> _TASK PROMPT_:
Copy each line in the data that includes the word "Logement".

___ PROVIDED RECORDS

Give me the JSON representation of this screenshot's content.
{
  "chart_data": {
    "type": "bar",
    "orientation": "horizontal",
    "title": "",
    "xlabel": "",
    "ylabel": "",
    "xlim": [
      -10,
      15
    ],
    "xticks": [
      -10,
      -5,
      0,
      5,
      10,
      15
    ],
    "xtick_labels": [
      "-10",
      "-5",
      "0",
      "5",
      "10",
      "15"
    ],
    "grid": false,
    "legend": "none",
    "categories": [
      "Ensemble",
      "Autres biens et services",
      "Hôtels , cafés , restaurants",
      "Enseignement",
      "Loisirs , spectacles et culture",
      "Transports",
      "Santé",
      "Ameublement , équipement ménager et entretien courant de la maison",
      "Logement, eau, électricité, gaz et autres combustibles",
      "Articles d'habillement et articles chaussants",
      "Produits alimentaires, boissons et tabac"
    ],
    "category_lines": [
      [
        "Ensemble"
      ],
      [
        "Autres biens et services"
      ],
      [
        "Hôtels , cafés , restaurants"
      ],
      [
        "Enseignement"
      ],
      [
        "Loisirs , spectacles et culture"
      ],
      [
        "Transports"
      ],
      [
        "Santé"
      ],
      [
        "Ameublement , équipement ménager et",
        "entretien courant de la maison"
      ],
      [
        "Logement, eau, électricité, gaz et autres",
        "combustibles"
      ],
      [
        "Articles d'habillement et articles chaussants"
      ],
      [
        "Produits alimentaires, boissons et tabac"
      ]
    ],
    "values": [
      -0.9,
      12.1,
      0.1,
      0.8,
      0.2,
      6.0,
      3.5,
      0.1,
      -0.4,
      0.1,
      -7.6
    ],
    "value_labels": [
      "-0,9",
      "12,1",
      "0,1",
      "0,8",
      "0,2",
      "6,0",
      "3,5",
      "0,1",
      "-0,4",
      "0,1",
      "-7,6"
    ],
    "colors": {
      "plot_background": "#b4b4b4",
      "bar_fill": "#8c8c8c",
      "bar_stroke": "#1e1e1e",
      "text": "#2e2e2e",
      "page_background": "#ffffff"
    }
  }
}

______

> _RESULT OF THE EXERCISE_:
      "Logement, eau, électricité, gaz et autres combustibles",
        "Logement, eau, électricité, gaz et autres",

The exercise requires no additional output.